## Given request:
Each record below is to be reproduced without any change.

## Material for this task:
───

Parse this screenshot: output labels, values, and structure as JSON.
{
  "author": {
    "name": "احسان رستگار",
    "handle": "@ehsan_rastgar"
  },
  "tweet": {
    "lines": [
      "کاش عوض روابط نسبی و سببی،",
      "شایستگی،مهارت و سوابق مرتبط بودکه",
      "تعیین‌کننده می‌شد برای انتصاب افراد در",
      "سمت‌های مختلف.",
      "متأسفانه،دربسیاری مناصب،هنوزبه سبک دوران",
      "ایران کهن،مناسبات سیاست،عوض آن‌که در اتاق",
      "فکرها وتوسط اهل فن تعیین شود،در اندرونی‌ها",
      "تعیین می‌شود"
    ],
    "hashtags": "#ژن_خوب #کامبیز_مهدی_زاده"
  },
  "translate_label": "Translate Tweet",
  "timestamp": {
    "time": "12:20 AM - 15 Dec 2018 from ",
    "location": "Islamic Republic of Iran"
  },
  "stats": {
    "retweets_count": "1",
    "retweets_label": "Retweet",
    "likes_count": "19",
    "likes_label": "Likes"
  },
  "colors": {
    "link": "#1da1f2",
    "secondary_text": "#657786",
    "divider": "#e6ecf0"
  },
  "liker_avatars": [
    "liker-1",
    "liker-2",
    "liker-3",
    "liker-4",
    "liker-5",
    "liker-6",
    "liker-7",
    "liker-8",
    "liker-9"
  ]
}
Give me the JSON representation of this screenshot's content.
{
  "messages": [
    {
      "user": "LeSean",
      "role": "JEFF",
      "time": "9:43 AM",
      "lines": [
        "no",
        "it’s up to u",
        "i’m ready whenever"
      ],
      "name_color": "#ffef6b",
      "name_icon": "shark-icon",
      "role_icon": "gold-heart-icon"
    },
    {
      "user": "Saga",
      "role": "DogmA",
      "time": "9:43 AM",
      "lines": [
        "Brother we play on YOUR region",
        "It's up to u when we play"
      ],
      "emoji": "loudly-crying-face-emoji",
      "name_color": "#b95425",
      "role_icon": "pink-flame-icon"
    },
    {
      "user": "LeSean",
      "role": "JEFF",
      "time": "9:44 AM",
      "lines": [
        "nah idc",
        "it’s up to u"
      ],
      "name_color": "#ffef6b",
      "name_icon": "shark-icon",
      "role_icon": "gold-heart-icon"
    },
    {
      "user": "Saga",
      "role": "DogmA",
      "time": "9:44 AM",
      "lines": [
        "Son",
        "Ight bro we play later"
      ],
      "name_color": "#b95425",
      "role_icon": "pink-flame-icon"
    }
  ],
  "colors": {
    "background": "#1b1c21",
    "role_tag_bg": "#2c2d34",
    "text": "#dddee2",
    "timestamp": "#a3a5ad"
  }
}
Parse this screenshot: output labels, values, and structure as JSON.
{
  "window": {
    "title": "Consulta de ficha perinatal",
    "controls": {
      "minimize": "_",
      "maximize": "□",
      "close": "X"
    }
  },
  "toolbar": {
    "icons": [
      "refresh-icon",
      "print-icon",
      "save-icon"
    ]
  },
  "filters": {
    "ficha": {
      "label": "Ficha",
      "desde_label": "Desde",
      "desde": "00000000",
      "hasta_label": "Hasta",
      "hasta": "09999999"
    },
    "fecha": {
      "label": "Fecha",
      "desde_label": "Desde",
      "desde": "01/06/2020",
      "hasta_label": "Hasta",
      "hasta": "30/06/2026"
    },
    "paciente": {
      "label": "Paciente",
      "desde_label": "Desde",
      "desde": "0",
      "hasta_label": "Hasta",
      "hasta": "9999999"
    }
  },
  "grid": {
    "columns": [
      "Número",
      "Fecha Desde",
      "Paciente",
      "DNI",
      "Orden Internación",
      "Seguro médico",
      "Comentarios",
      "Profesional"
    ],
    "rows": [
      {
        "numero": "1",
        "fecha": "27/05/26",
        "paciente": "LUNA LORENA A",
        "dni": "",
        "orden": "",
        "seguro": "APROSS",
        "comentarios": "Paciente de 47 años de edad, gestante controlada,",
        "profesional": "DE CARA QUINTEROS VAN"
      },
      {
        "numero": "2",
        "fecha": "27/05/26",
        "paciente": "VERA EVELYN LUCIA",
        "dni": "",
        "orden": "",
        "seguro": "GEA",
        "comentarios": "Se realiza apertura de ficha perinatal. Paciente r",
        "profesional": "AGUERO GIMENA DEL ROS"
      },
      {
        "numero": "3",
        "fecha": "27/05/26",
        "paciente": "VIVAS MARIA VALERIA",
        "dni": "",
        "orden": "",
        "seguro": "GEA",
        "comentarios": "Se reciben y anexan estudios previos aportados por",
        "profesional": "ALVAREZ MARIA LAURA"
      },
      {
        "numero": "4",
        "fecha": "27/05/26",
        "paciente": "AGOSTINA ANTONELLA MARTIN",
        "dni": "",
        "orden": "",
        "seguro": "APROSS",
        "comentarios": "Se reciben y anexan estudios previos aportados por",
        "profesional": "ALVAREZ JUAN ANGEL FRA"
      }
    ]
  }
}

───

## Written reply:
Parse this screenshot: output labels, values, and structure as JSON.
{
  "author": {
    "name": "احسان رستگار",
    "handle": "@ehsan_rastgar"
  },
  "tweet": {
    "lines": [
      "کاش عوض روابط نسبی و سببی،",
      "شایستگی،مهارت و سوابق مرتبط بودکه",
      "تعیین‌کننده می‌شد برای انتصاب افراد در",
      "سمت‌های مختلف.",
      "متأسفانه،دربسیاری مناصب،هنوزبه سبک دوران",
      "ایران کهن،مناسبات سیاست،عوض آن‌که در اتاق",
      "فکرها وتوسط اهل فن تعیین شود،در اندرونی‌ها",
      "تعیین می‌شود"
    ],
    "hashtags": "#ژن_خوب #کامبیز_مهدی_زاده"
  },
  "translate_label": "Translate Tweet",
  "timestamp": {
    "time": "12:20 AM - 15 Dec 2018 from ",
    "location": "Islamic Republic of Iran"
  },
  "stats": {
    "retweets_count": "1",
    "retweets_label": "Retweet",
    "likes_count": "19",
    "likes_label": "Likes"
  },
  "colors": {
    "link": "#1da1f2",
    "secondary_text": "#657786",
    "divider": "#e6ecf0"
  },
  "liker_avatars": [
    "liker-1",
    "liker-2",
    "liker-3",
    "liker-4",
    "liker-5",
    "liker-6",
    "liker-7",
    "liker-8",
    "liker-9"
  ]
}
Give me the JSON representation of this screenshot's content.
{
  "messages": [
    {
      "user": "LeSean",
      "role": "JEFF",
      "time": "9:43 AM",
      "lines": [
        "no",
        "it’s up to u",
        "i’m ready whenever"
      ],
      "name_color": "#ffef6b",
      "name_icon": "shark-icon",
      "role_icon": "gold-heart-icon"
    },
    {
      "user": "Saga",
      "role": "DogmA",
      "time": "9:43 AM",
      "lines": [
        "Brother we play on YOUR region",
        "It's up to u when we play"
      ],
      "emoji": "loudly-crying-face-emoji",
      "name_color": "#b95425",
      "role_icon": "pink-flame-icon"
    },
    {
      "user": "LeSean",
      "role": "JEFF",
      "time": "9:44 AM",
      "lines": [
        "nah idc",
        "it’s up to u"
      ],
      "name_color": "#ffef6b",
      "name_icon": "shark-icon",
      "role_icon": "gold-heart-icon"
    },
    {
      "user": "Saga",
      "role": "DogmA",
      "time": "9:44 AM",
      "lines": [
        "Son",
        "Ight bro we play later"
      ],
      "name_color": "#b95425",
      "role_icon": "pink-flame-icon"
    }
  ],
  "colors": {
    "background": "#1b1c21",
    "role_tag_bg": "#2c2d34",
    "text": "#dddee2",
    "timestamp": "#a3a5ad"
  }
}
Parse this screenshot: output labels, values, and structure as JSON.
{
  "window": {
    "title": "Consulta de ficha perinatal",
    "controls": {
      "minimize": "_",
      "maximize": "□",
      "close": "X"
    }
  },
  "toolbar": {
    "icons": [
      "refresh-icon",
      "print-icon",
      "save-icon"
    ]
  },
  "filters": {
    "ficha": {
      "label": "Ficha",
      "desde_label": "Desde",
      "desde": "00000000",
      "hasta_label": "Hasta",
      "hasta": "09999999"
    },
    "fecha": {
      "label": "Fecha",
      "desde_label": "Desde",
      "desde": "01/06/2020",
      "hasta_label": "Hasta",
      "hasta": "30/06/2026"
    },
    "paciente": {
      "label": "Paciente",
      "desde_label": "Desde",
      "desde": "0",
      "hasta_label": "Hasta",
      "hasta": "9999999"
    }
  },
  "grid": {
    "columns": [
      "Número",
      "Fecha Desde",
      "Paciente",
      "DNI",
      "Orden Internación",
      "Seguro médico",
      "Comentarios",
      "Profesional"
    ],
    "rows": [
      {
        "numero": "1",
        "fecha": "27/05/26",
        "paciente": "LUNA LORENA A",
        "dni": "",
        "orden": "",
        "seguro": "APROSS",
        "comentarios": "Paciente de 47 años de edad, gestante controlada,",
        "profesional": "DE CARA QUINTEROS VAN"
      },
      {
        "numero": "2",
        "fecha": "27/05/26",
        "paciente": "VERA EVELYN LUCIA",
        "dni": "",
        "orden": "",
        "seguro": "GEA",
        "comentarios": "Se realiza apertura de ficha perinatal. Paciente r",
        "profesional": "AGUERO GIMENA DEL ROS"
      },
      {
        "numero": "3",
        "fecha": "27/05/26",
        "paciente": "VIVAS MARIA VALERIA",
        "dni": "",
        "orden": "",
        "seguro": "GEA",
        "comentarios": "Se reciben y anexan estudios previos aportados por",
        "profesional": "ALVAREZ MARIA LAURA"
      },
      {
        "numero": "4",
        "fecha": "27/05/26",
        "paciente": "AGOSTINA ANTONELLA MARTIN",
        "dni": "",
        "orden": "",
        "seguro": "APROSS",
        "comentarios": "Se reciben y anexan estudios previos aportados por",
        "profesional": "ALVAREZ JUAN ANGEL FRA"
      }
    ]
  }
}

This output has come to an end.